Records for the exercise =>
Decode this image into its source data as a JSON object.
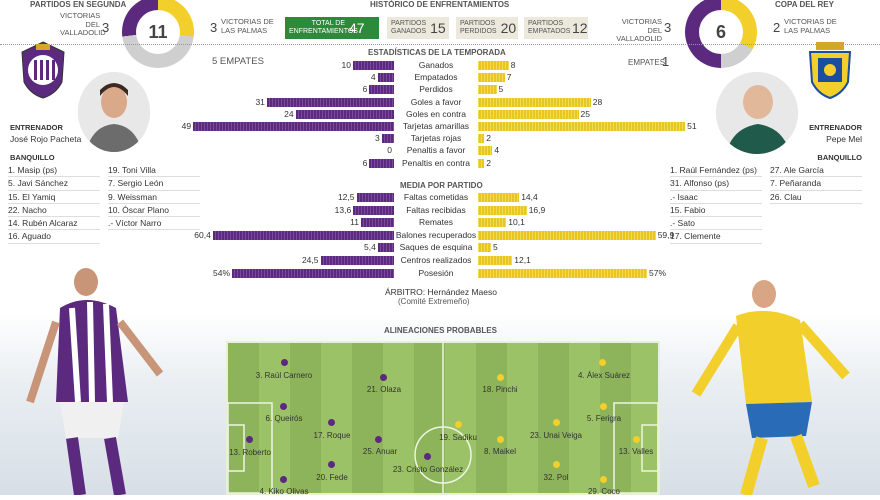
{
  "headers": {
    "league_title": "PARTIDOS EN SEGUNDA",
    "history_title": "HISTÓRICO DE ENFRENTAMIENTOS",
    "cup_title": "COPA DEL REY",
    "season_title": "ESTADÍSTICAS DE LA TEMPORADA",
    "average_title": "MEDIA POR PARTIDO",
    "lineups_title": "ALINEACIONES PROBABLES"
  },
  "league": {
    "valladolid_label": "VICTORIAS DEL VALLADOLID",
    "valladolid_value": "3",
    "total": "11",
    "laspalmas_label": "VICTORIAS DE LAS PALMAS",
    "laspalmas_value": "3",
    "draws": "5 EMPATES"
  },
  "history": {
    "total_label": "TOTAL DE ENFRENTAMIENTOS",
    "total_value": "47",
    "won_label": "PARTIDOS GANADOS",
    "won_value": "15",
    "lost_label": "PARTIDOS PERDIDOS",
    "lost_value": "20",
    "drawn_label": "PARTIDOS EMPATADOS",
    "drawn_value": "12"
  },
  "cup": {
    "valladolid_label": "VICTORIAS DEL VALLADOLID",
    "valladolid_value": "3",
    "total": "6",
    "laspalmas_label": "VICTORIAS DE LAS PALMAS",
    "laspalmas_value": "2",
    "draws_label": "EMPATES",
    "draws_value": "1"
  },
  "colors": {
    "valladolid": "#5b2a7e",
    "laspalmas": "#f2cf2a",
    "neutral": "#cfcfcf",
    "pitch": "#8db45a"
  },
  "season_stats": [
    {
      "label": "Ganados",
      "left": "10",
      "right": "8",
      "lv": 10,
      "rv": 8
    },
    {
      "label": "Empatados",
      "left": "4",
      "right": "7",
      "lv": 4,
      "rv": 7
    },
    {
      "label": "Perdidos",
      "left": "6",
      "right": "5",
      "lv": 6,
      "rv": 5
    },
    {
      "label": "Goles a favor",
      "left": "31",
      "right": "28",
      "lv": 31,
      "rv": 28
    },
    {
      "label": "Goles en contra",
      "left": "24",
      "right": "25",
      "lv": 24,
      "rv": 25
    },
    {
      "label": "Tarjetas amarillas",
      "left": "49",
      "right": "51",
      "lv": 49,
      "rv": 51
    },
    {
      "label": "Tarjetas rojas",
      "left": "3",
      "right": "2",
      "lv": 3,
      "rv": 2
    },
    {
      "label": "Penaltis a favor",
      "left": "0",
      "right": "4",
      "lv": 0,
      "rv": 4
    },
    {
      "label": "Penaltis en contra",
      "left": "6",
      "right": "2",
      "lv": 6,
      "rv": 2
    }
  ],
  "average_stats": [
    {
      "label": "Faltas cometidas",
      "left": "12,5",
      "right": "14,4",
      "lv": 12.5,
      "rv": 14.4
    },
    {
      "label": "Faltas recibidas",
      "left": "13,6",
      "right": "16,9",
      "lv": 13.6,
      "rv": 16.9
    },
    {
      "label": "Remates",
      "left": "11",
      "right": "10,1",
      "lv": 11,
      "rv": 10.1
    },
    {
      "label": "Balones recuperados",
      "left": "60,4",
      "right": "59,9",
      "lv": 60.4,
      "rv": 59.9
    },
    {
      "label": "Saques de esquina",
      "left": "5,4",
      "right": "5",
      "lv": 5.4,
      "rv": 5
    },
    {
      "label": "Centros realizados",
      "left": "24,5",
      "right": "12,1",
      "lv": 24.5,
      "rv": 12.1
    },
    {
      "label": "Posesión",
      "left": "54%",
      "right": "57%",
      "lv": 54,
      "rv": 57
    }
  ],
  "referee": "ÁRBITRO: Hernández Maeso",
  "referee_committee": "(Comité Extremeño)",
  "valladolid": {
    "coach_label": "ENTRENADOR",
    "coach_name": "José Rojo Pacheta",
    "bench_label": "BANQUILLO",
    "bench_col1": [
      "1. Masip (ps)",
      "5. Javi Sánchez",
      "15. El Yamiq",
      "22. Nacho",
      "14. Rubén Alcaraz",
      "16. Aguado"
    ],
    "bench_col2": [
      "19. Toni Villa",
      "7. Sergio León",
      "9. Weissman",
      "10. Óscar Plano",
      ".- Víctor Narro"
    ]
  },
  "laspalmas": {
    "coach_label": "ENTRENADOR",
    "coach_name": "Pepe Mel",
    "bench_label": "BANQUILLO",
    "bench_col1": [
      "1. Raúl Fernández (ps)",
      "31. Alfonso (ps)",
      ".- Isaac",
      "15. Fabio",
      ".- Sato",
      "17. Clemente"
    ],
    "bench_col2": [
      "27. Ale García",
      "7. Peñaranda",
      "26. Clau"
    ]
  },
  "lineup_valladolid": [
    "3. Raúl Carnero",
    "21. Olaza",
    "6. Queirós",
    "17. Roque",
    "25. Anuar",
    "13. Roberto",
    "20. Fede",
    "23. Cristo González",
    "4. Kiko Olivas"
  ],
  "lineup_laspalmas": [
    "18. Pinchi",
    "4. Álex Suárez",
    "5. Ferigra",
    "23. Unai Veiga",
    "19. Sadiku",
    "8. Maikel",
    "13. Valles",
    "32. Pol",
    "29. Coco"
  ]
}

Task to complete => Reproduce the material above in full and without alteration, but skip all pictures.

Task response =>
Decode this image into its source data as a JSON object.
{
  "headers": {
    "league_title": "PARTIDOS EN SEGUNDA",
    "history_title": "HISTÓRICO DE ENFRENTAMIENTOS",
    "cup_title": "COPA DEL REY",
    "season_title": "ESTADÍSTICAS DE LA TEMPORADA",
    "average_title": "MEDIA POR PARTIDO",
    "lineups_title": "ALINEACIONES PROBABLES"
  },
  "league": {
    "valladolid_label": "VICTORIAS DEL VALLADOLID",
    "valladolid_value": "3",
    "total": "11",
    "laspalmas_label": "VICTORIAS DE LAS PALMAS",
    "laspalmas_value": "3",
    "draws": "5 EMPATES"
  },
  "history": {
    "total_label": "TOTAL DE ENFRENTAMIENTOS",
    "total_value": "47",
    "won_label": "PARTIDOS GANADOS",
    "won_value": "15",
    "lost_label": "PARTIDOS PERDIDOS",
    "lost_value": "20",
    "drawn_label": "PARTIDOS EMPATADOS",
    "drawn_value": "12"
  },
  "cup": {
    "valladolid_label": "VICTORIAS DEL VALLADOLID",
    "valladolid_value": "3",
    "total": "6",
    "laspalmas_label": "VICTORIAS DE LAS PALMAS",
    "laspalmas_value": "2",
    "draws_label": "EMPATES",
    "draws_value": "1"
  },
  "colors": {
    "valladolid": "#5b2a7e",
    "laspalmas": "#f2cf2a",
    "neutral": "#cfcfcf",
    "pitch": "#8db45a"
  },
  "season_stats": [
    {
      "label": "Ganados",
      "left": "10",
      "right": "8",
      "lv": 10,
      "rv": 8
    },
    {
      "label": "Empatados",
      "left": "4",
      "right": "7",
      "lv": 4,
      "rv": 7
    },
    {
      "label": "Perdidos",
      "left": "6",
      "right": "5",
      "lv": 6,
      "rv": 5
    },
    {
      "label": "Goles a favor",
      "left": "31",
      "right": "28",
      "lv": 31,
      "rv": 28
    },
    {
      "label": "Goles en contra",
      "left": "24",
      "right": "25",
      "lv": 24,
      "rv": 25
    },
    {
      "label": "Tarjetas amarillas",
      "left": "49",
      "right": "51",
      "lv": 49,
      "rv": 51
    },
    {
      "label": "Tarjetas rojas",
      "left": "3",
      "right": "2",
      "lv": 3,
      "rv": 2
    },
    {
      "label": "Penaltis a favor",
      "left": "0",
      "right": "4",
      "lv": 0,
      "rv": 4
    },
    {
      "label": "Penaltis en contra",
      "left": "6",
      "right": "2",
      "lv": 6,
      "rv": 2
    }
  ],
  "average_stats": [
    {
      "label": "Faltas cometidas",
      "left": "12,5",
      "right": "14,4",
      "lv": 12.5,
      "rv": 14.4
    },
    {
      "label": "Faltas recibidas",
      "left": "13,6",
      "right": "16,9",
      "lv": 13.6,
      "rv": 16.9
    },
    {
      "label": "Remates",
      "left": "11",
      "right": "10,1",
      "lv": 11,
      "rv": 10.1
    },
    {
      "label": "Balones recuperados",
      "left": "60,4",
      "right": "59,9",
      "lv": 60.4,
      "rv": 59.9
    },
    {
      "label": "Saques de esquina",
      "left": "5,4",
      "right": "5",
      "lv": 5.4,
      "rv": 5
    },
    {
      "label": "Centros realizados",
      "left": "24,5",
      "right": "12,1",
      "lv": 24.5,
      "rv": 12.1
    },
    {
      "label": "Posesión",
      "left": "54%",
      "right": "57%",
      "lv": 54,
      "rv": 57
    }
  ],
  "referee": "ÁRBITRO: Hernández Maeso",
  "referee_committee": "(Comité Extremeño)",
  "valladolid": {
    "coach_label": "ENTRENADOR",
    "coach_name": "José Rojo Pacheta",
    "bench_label": "BANQUILLO",
    "bench_col1": [
      "1. Masip (ps)",
      "5. Javi Sánchez",
      "15. El Yamiq",
      "22. Nacho",
      "14. Rubén Alcaraz",
      "16. Aguado"
    ],
    "bench_col2": [
      "19. Toni Villa",
      "7. Sergio León",
      "9. Weissman",
      "10. Óscar Plano",
      ".- Víctor Narro"
    ]
  },
  "laspalmas": {
    "coach_label": "ENTRENADOR",
    "coach_name": "Pepe Mel",
    "bench_label": "BANQUILLO",
    "bench_col1": [
      "1. Raúl Fernández (ps)",
      "31. Alfonso (ps)",
      ".- Isaac",
      "15. Fabio",
      ".- Sato",
      "17. Clemente"
    ],
    "bench_col2": [
      "27. Ale García",
      "7. Peñaranda",
      "26. Clau"
    ]
  },
  "lineup_valladolid": [
    "3. Raúl Carnero",
    "21. Olaza",
    "6. Queirós",
    "17. Roque",
    "25. Anuar",
    "13. Roberto",
    "20. Fede",
    "23. Cristo González",
    "4. Kiko Olivas"
  ],
  "lineup_laspalmas": [
    "18. Pinchi",
    "4. Álex Suárez",
    "5. Ferigra",
    "23. Unai Veiga",
    "19. Sadiku",
    "8. Maikel",
    "13. Valles",
    "32. Pol",
    "29. Coco"
  ]
}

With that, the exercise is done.